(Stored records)
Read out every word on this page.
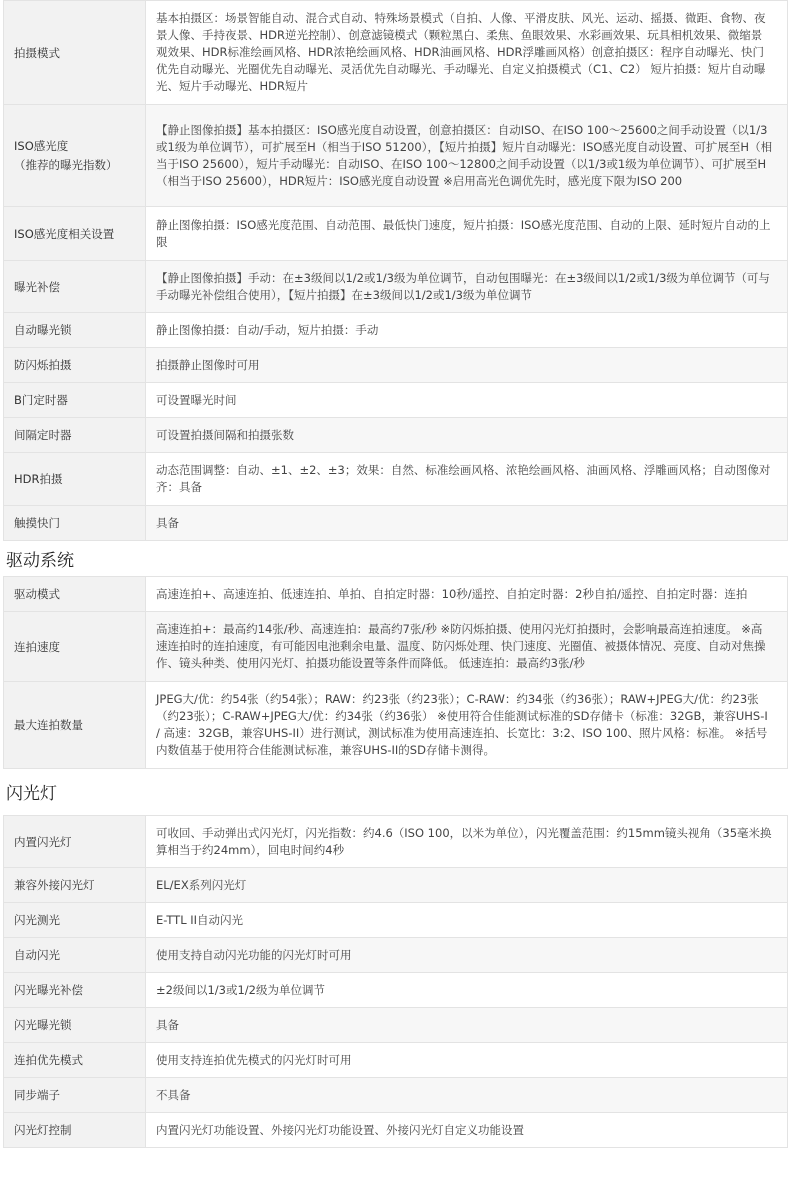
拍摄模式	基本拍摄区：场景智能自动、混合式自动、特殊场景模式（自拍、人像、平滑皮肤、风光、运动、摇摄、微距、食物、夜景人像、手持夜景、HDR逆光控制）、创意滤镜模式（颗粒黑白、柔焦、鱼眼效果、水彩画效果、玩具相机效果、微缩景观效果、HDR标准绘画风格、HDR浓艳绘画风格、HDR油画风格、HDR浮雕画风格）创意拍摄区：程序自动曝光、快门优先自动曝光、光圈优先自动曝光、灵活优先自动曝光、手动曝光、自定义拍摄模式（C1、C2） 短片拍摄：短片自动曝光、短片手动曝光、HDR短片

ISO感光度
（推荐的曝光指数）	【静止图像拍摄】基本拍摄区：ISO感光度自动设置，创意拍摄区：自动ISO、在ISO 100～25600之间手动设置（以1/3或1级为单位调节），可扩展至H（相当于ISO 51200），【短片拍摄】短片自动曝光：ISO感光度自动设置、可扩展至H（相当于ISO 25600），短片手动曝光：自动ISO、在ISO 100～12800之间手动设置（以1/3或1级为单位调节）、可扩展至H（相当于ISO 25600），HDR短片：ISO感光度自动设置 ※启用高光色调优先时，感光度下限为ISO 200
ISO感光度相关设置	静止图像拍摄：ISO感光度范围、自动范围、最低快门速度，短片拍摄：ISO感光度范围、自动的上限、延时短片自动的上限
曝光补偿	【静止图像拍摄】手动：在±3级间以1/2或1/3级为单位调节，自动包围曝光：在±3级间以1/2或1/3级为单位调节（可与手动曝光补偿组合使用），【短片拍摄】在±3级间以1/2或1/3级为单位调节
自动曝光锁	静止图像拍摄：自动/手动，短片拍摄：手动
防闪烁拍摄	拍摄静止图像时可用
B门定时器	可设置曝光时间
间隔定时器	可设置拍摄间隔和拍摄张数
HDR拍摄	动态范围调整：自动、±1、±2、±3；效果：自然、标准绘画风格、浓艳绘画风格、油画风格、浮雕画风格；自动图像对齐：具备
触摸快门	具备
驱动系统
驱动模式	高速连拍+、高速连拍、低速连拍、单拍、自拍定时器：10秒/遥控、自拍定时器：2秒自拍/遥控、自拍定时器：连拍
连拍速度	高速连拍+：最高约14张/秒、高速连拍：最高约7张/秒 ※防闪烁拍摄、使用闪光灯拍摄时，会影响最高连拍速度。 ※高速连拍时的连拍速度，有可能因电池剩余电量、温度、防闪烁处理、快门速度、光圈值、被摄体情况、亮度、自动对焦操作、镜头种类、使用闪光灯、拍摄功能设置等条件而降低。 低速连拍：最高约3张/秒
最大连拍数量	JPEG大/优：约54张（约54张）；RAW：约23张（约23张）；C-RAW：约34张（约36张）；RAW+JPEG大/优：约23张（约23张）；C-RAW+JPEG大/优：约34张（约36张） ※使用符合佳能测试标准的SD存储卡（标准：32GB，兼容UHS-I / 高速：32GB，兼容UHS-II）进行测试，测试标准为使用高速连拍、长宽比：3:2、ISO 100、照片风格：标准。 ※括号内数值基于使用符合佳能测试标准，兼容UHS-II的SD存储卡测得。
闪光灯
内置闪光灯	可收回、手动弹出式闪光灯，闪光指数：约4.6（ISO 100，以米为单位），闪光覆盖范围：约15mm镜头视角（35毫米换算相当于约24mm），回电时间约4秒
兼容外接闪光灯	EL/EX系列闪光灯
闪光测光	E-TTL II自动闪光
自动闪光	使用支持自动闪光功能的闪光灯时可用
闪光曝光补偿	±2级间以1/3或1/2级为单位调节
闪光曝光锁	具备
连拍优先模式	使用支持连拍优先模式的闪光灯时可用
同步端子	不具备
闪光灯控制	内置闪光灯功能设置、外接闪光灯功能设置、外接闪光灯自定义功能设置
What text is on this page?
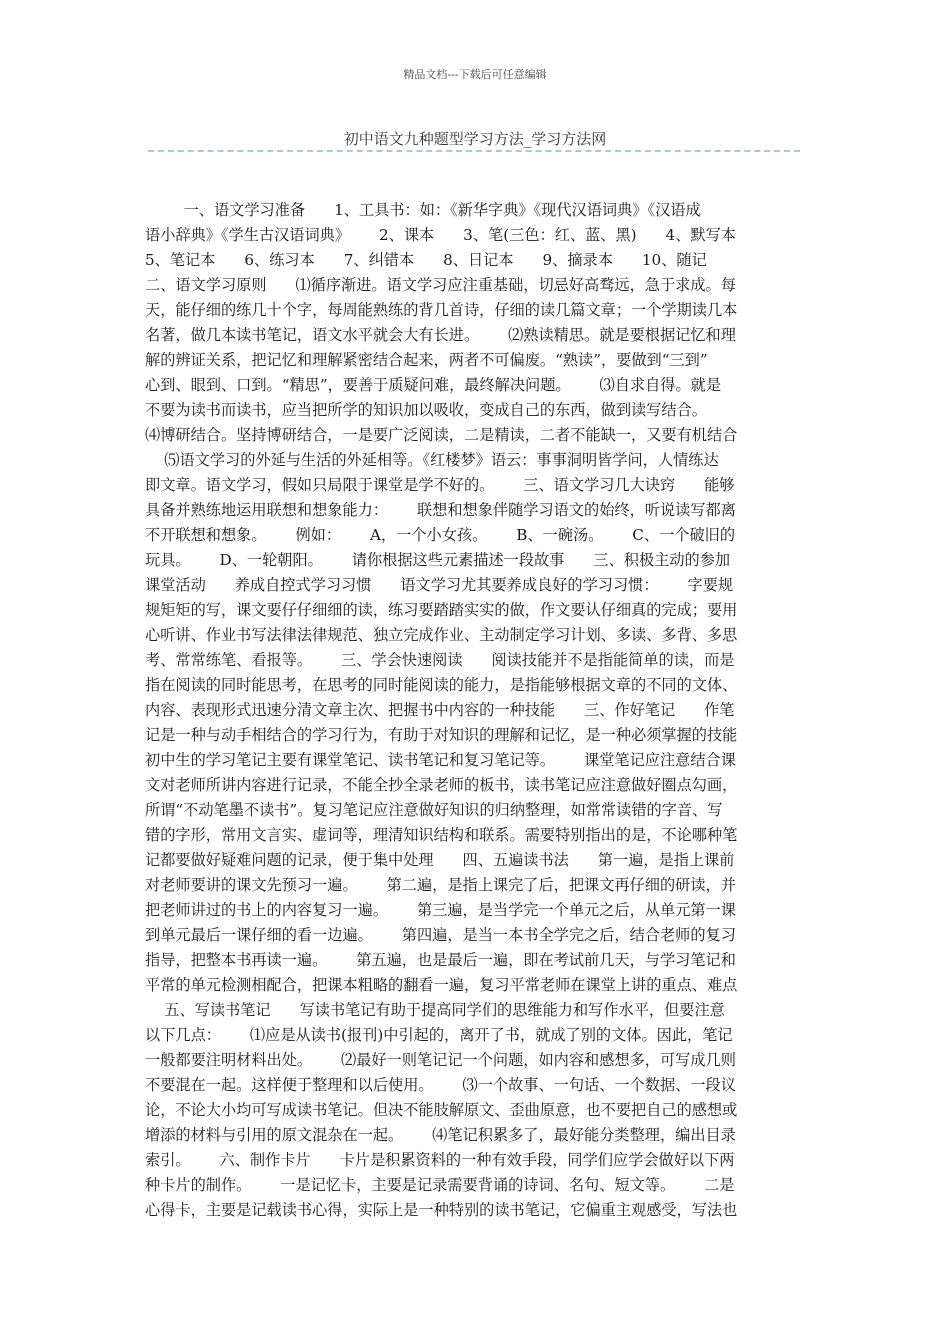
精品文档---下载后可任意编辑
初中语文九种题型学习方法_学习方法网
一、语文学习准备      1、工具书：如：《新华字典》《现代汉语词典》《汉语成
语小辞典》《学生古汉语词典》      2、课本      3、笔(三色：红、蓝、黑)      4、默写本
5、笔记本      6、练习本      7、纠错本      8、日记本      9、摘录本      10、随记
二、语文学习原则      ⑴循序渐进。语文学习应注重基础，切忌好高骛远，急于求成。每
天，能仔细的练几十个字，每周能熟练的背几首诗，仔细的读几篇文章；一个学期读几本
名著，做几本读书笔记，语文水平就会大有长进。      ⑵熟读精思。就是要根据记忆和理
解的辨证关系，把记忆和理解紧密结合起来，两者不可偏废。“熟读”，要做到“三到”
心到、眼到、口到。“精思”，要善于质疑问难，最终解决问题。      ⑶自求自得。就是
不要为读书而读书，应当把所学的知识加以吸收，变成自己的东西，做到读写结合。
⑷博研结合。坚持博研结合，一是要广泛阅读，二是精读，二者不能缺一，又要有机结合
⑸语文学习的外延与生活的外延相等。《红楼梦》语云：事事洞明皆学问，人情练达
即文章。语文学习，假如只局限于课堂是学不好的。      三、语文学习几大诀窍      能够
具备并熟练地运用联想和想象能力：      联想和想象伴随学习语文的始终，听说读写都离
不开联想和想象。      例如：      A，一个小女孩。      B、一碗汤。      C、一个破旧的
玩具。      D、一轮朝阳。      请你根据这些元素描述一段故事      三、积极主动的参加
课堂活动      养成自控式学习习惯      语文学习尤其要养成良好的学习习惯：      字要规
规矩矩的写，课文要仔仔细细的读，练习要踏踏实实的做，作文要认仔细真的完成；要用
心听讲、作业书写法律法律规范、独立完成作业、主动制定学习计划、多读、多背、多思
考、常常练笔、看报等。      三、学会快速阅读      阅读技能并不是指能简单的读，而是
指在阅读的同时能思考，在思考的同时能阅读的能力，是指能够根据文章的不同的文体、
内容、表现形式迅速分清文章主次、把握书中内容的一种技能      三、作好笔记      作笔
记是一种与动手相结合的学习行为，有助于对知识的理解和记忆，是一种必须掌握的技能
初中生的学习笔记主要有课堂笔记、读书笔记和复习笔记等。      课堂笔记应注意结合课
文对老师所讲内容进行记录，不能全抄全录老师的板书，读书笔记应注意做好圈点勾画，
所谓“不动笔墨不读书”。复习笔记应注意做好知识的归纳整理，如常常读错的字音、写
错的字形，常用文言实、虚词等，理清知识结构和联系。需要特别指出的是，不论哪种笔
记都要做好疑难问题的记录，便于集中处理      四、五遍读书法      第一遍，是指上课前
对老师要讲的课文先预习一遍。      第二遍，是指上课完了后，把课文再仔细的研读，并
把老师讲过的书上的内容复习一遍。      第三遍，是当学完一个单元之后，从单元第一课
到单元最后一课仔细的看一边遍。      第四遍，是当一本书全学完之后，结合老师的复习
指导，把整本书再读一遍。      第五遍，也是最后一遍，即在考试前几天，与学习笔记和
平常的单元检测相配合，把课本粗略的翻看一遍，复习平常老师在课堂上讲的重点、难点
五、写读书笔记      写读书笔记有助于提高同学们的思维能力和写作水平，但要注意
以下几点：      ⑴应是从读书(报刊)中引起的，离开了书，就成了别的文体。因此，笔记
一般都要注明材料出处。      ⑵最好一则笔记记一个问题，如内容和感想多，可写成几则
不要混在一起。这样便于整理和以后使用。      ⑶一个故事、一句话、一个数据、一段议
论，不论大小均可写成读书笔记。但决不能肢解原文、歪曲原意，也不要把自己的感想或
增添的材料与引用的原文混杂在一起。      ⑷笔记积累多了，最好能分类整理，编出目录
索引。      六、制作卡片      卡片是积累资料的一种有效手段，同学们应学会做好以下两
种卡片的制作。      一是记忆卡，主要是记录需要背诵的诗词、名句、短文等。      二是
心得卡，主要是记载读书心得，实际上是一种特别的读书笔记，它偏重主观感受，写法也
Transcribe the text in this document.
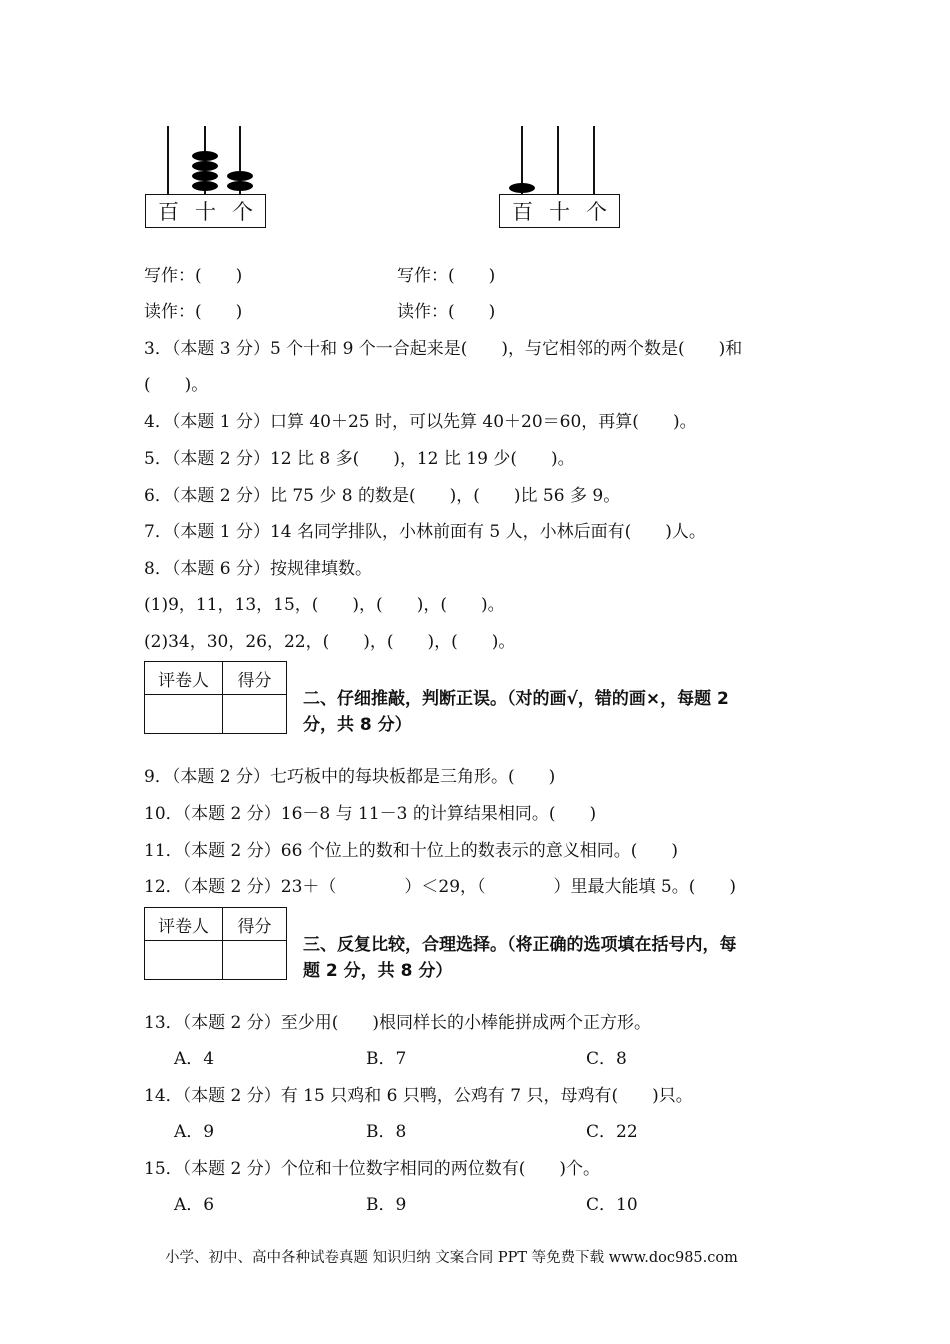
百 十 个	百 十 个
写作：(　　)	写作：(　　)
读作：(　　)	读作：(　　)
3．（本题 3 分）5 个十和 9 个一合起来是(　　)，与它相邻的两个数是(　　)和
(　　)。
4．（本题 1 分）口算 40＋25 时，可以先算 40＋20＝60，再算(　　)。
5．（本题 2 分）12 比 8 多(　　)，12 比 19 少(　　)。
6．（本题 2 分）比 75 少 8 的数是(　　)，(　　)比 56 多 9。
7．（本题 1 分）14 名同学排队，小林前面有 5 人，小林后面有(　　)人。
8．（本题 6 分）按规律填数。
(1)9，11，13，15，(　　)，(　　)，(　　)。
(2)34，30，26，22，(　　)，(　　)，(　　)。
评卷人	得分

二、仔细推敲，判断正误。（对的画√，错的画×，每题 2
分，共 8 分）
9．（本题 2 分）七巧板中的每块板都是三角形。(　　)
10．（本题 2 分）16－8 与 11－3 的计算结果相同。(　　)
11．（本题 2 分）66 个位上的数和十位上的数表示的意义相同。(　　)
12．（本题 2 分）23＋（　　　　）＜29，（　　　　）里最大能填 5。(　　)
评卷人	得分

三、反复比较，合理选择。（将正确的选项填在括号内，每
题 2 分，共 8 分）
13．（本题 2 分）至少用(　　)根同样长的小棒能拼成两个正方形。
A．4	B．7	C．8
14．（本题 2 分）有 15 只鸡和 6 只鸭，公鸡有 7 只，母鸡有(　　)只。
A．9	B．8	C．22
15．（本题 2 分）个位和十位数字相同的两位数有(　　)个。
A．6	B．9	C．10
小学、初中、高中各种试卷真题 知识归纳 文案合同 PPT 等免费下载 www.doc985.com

Aim of the exercise: Your task is to collect every line above that contains the word "短片手动曝光".

Written solution:
拍摄模式	基本拍摄区：场景智能自动、混合式自动、特殊场景模式（自拍、人像、平滑皮肤、风光、运动、摇摄、微距、食物、夜景人像、手持夜景、HDR逆光控制）、创意滤镜模式（颗粒黑白、柔焦、鱼眼效果、水彩画效果、玩具相机效果、微缩景观效果、HDR标准绘画风格、HDR浓艳绘画风格、HDR油画风格、HDR浮雕画风格）创意拍摄区：程序自动曝光、快门优先自动曝光、光圈优先自动曝光、灵活优先自动曝光、手动曝光、自定义拍摄模式（C1、C2） 短片拍摄：短片自动曝光、短片手动曝光、HDR短片
（推荐的曝光指数）	【静止图像拍摄】基本拍摄区：ISO感光度自动设置，创意拍摄区：自动ISO、在ISO 100～25600之间手动设置（以1/3或1级为单位调节），可扩展至H（相当于ISO 51200），【短片拍摄】短片自动曝光：ISO感光度自动设置、可扩展至H（相当于ISO 25600），短片手动曝光：自动ISO、在ISO 100～12800之间手动设置（以1/3或1级为单位调节）、可扩展至H（相当于ISO 25600），HDR短片：ISO感光度自动设置 ※启用高光色调优先时，感光度下限为ISO 200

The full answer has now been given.